- [SET PROBLEM]
Search the listing below for the string "title" and show each line that contains it.

- [Data entries]

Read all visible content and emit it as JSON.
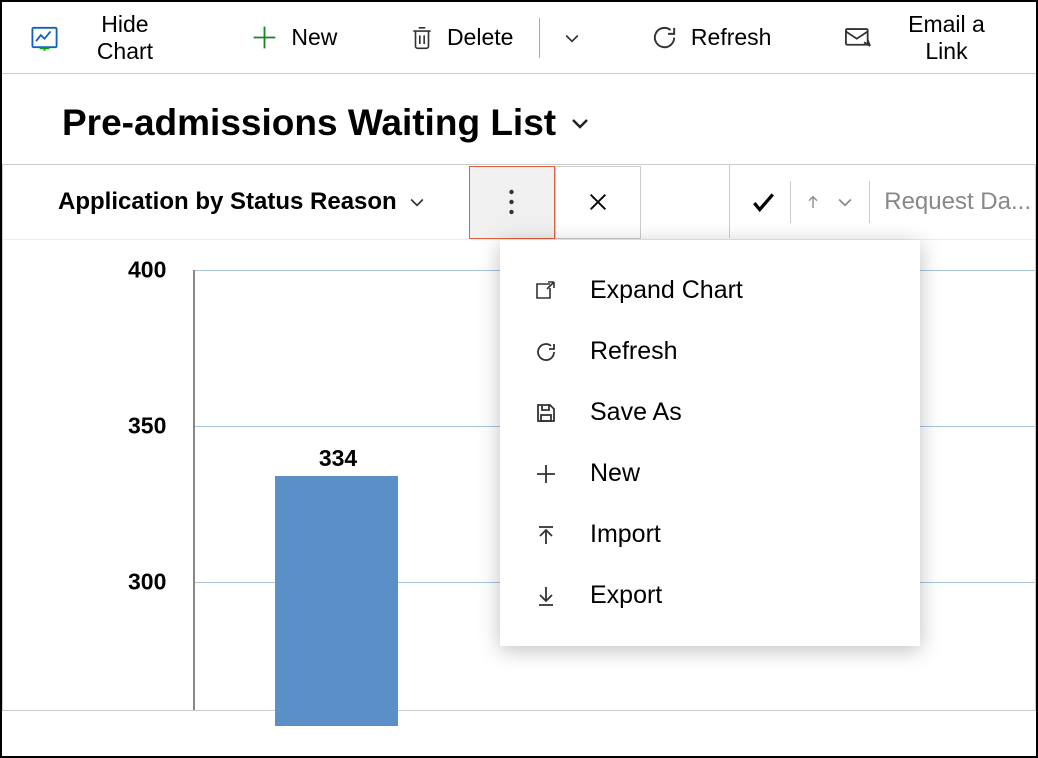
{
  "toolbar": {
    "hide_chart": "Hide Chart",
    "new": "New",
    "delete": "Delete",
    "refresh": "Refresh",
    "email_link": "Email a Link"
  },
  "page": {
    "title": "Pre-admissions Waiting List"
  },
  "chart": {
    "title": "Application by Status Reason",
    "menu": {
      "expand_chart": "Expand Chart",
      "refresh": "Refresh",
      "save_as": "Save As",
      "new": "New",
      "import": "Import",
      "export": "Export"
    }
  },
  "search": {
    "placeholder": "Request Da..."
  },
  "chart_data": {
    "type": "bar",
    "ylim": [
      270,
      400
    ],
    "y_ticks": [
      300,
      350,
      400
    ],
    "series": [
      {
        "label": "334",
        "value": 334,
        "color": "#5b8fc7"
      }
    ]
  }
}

- [TASK ANSWER]
    "title": "Pre-admissions Waiting List"
    "title": "Application by Status Reason",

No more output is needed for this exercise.